§ SHORT PROBLEM: Look through the lines below and extract any with the word "aplikację".
━━━━━ RECORDS SUPPLIED ━━━━━
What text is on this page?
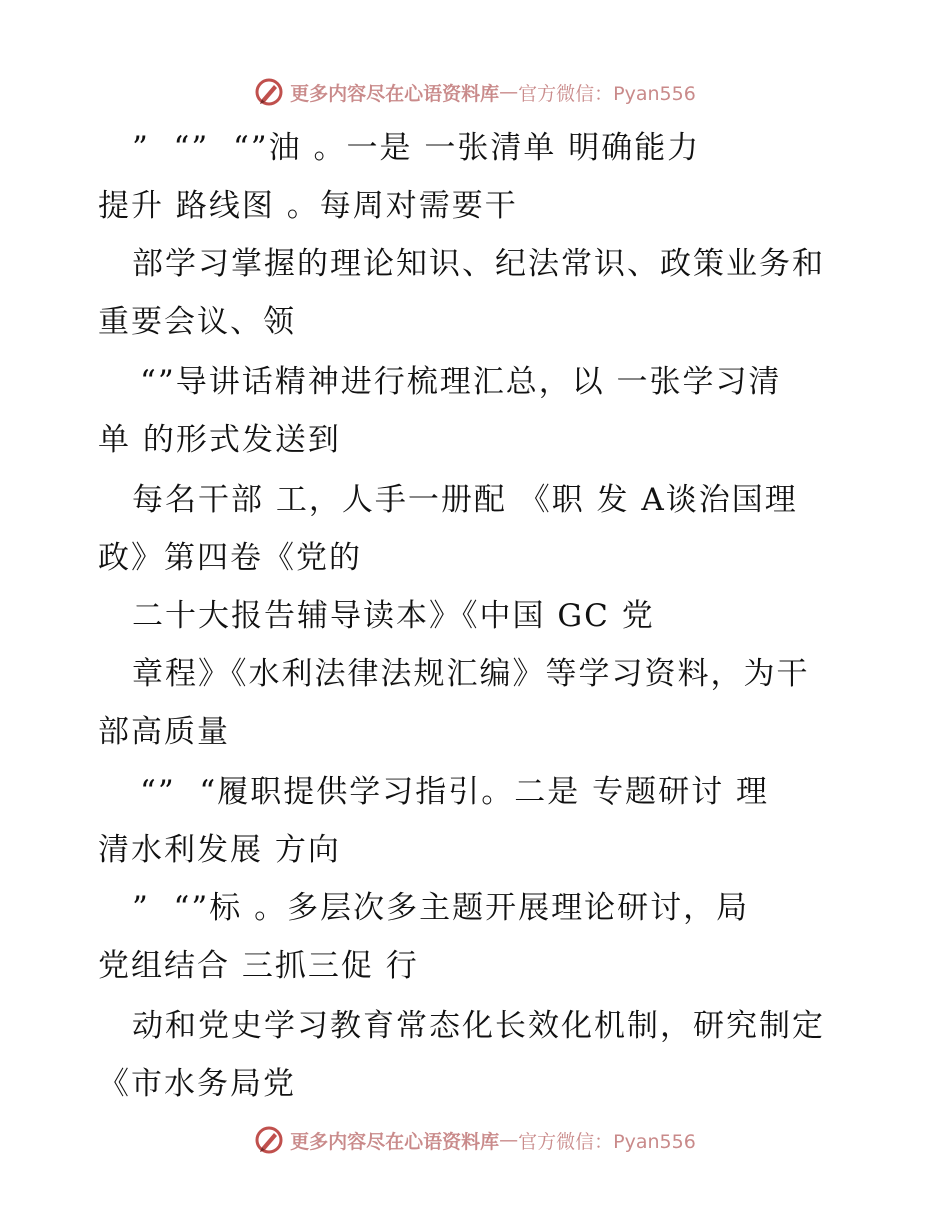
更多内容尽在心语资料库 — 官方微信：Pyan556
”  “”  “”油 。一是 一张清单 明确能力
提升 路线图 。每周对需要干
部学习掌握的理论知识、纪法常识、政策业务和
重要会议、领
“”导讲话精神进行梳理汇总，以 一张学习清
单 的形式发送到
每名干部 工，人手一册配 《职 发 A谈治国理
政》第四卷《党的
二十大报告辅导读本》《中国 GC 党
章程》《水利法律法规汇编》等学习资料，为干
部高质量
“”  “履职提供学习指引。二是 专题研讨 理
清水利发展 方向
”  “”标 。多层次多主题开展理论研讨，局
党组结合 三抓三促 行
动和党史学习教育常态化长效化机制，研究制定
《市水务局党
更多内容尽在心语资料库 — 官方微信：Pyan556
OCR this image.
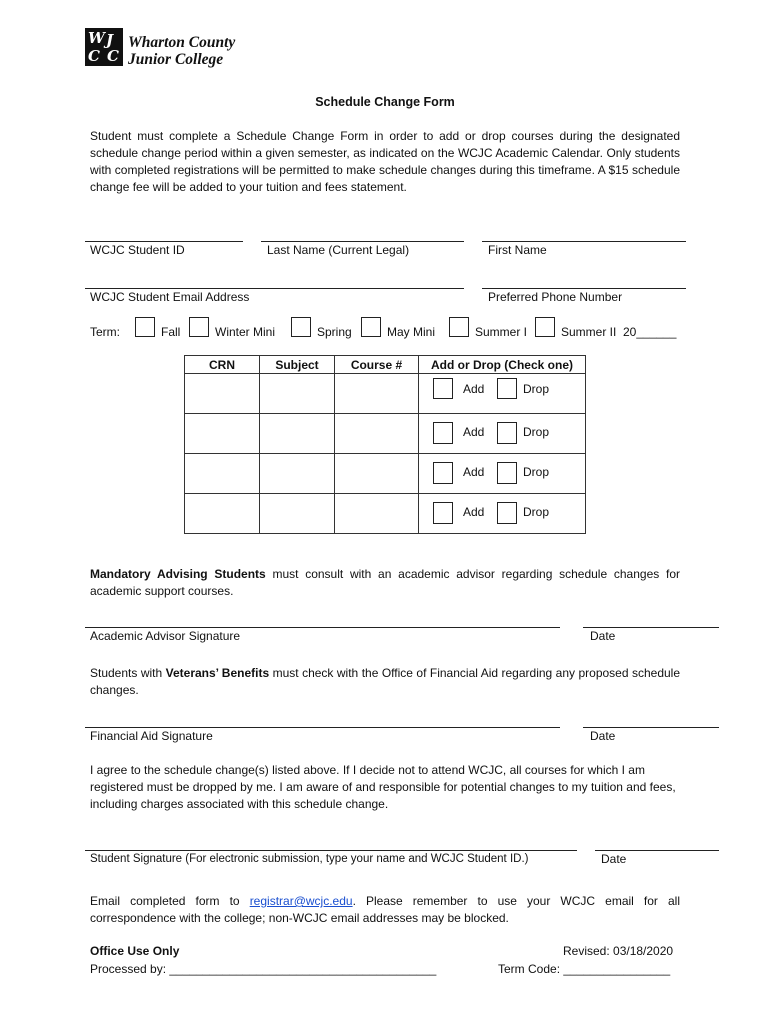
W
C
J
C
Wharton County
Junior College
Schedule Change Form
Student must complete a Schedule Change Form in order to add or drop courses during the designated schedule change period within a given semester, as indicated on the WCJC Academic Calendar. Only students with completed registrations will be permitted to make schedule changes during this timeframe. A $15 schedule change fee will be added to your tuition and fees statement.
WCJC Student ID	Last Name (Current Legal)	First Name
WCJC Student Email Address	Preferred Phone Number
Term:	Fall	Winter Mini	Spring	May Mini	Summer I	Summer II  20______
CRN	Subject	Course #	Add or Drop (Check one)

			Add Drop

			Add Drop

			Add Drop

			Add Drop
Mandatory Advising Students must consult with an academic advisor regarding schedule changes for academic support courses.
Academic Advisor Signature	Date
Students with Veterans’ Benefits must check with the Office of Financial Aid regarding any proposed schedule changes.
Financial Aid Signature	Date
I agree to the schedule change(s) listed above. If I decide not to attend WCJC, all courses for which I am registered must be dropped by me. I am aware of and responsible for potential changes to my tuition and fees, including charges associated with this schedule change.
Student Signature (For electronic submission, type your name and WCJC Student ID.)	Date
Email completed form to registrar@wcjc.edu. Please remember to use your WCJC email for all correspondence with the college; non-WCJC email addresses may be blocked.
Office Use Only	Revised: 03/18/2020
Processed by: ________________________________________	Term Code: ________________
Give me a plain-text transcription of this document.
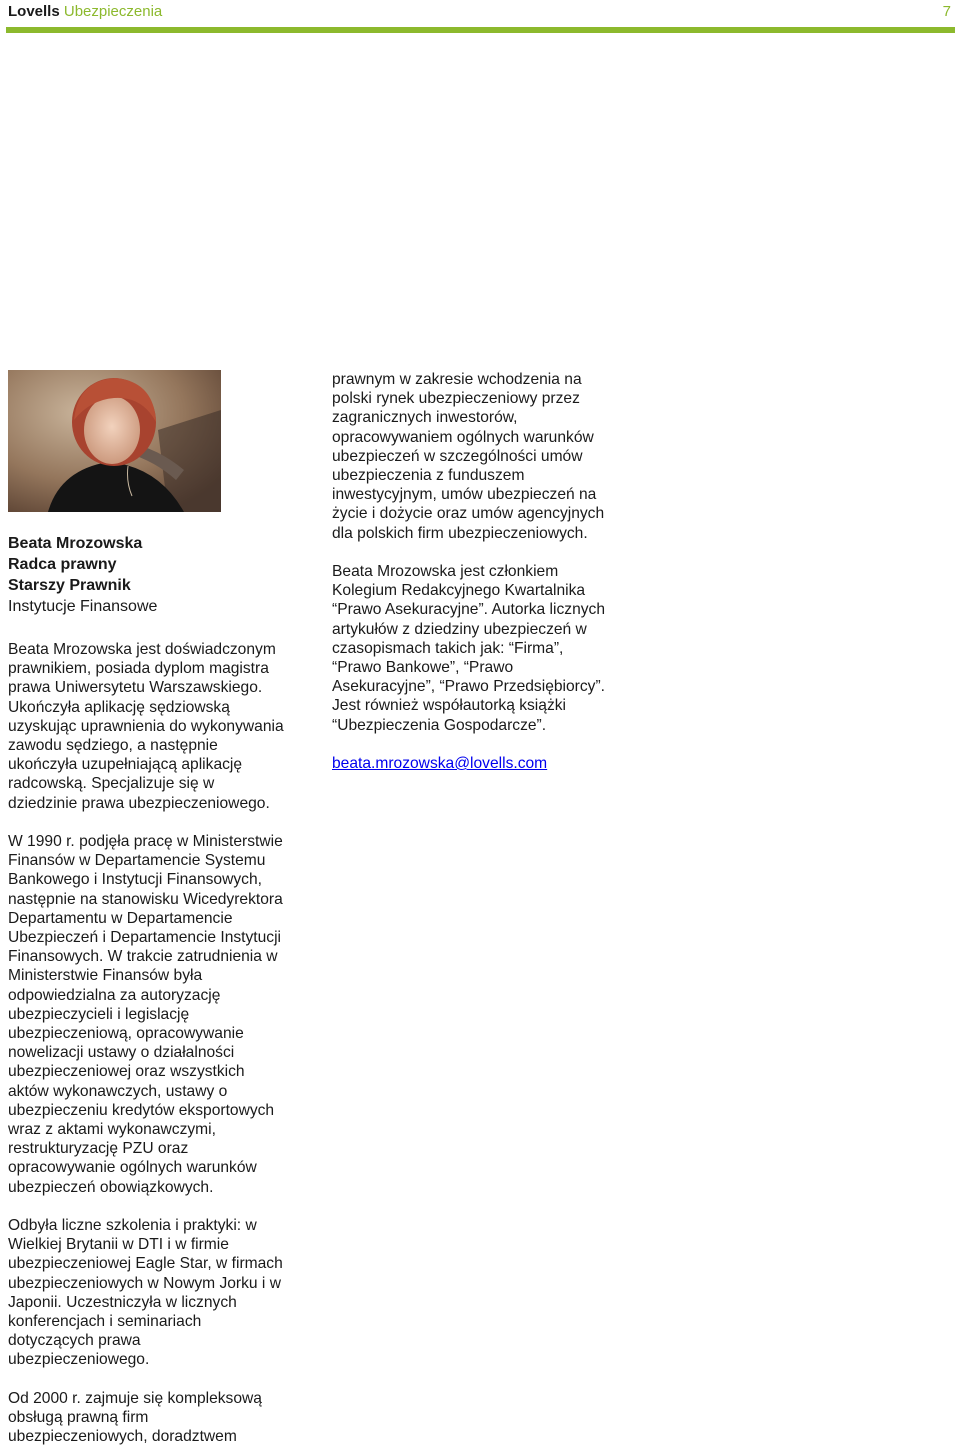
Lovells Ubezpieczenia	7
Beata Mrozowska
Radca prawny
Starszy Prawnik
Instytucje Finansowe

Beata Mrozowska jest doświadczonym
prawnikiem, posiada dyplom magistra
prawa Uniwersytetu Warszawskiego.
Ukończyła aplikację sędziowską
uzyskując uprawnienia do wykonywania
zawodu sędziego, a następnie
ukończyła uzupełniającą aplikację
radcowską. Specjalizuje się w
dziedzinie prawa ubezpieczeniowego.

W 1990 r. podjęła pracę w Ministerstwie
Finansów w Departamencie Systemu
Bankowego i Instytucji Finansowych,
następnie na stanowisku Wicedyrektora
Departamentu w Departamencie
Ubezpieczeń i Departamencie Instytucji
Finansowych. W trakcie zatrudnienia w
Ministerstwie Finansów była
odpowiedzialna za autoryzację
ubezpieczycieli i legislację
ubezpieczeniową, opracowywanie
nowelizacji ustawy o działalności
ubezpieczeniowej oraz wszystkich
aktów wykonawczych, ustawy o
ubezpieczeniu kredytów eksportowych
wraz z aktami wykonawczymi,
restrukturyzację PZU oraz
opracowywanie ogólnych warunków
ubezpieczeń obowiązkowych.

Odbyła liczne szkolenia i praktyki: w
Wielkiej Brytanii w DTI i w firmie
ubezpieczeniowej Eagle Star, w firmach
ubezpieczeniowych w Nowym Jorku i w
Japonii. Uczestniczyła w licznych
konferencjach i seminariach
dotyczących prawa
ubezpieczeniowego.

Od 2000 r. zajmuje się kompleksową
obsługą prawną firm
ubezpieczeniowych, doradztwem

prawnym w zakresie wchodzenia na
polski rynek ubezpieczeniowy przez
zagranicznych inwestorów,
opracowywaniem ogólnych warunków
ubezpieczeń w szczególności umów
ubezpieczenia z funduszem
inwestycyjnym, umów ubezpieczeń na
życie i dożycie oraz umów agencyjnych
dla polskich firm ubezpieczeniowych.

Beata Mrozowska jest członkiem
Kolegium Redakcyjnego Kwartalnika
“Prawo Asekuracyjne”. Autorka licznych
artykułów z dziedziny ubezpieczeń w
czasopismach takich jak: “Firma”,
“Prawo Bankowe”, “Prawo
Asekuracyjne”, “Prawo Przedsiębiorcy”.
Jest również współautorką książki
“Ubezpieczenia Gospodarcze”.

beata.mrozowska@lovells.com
━━━━━
§ EXPECTED ANSWER:
Ukończyła aplikację sędziowską
ukończyła uzupełniającą aplikację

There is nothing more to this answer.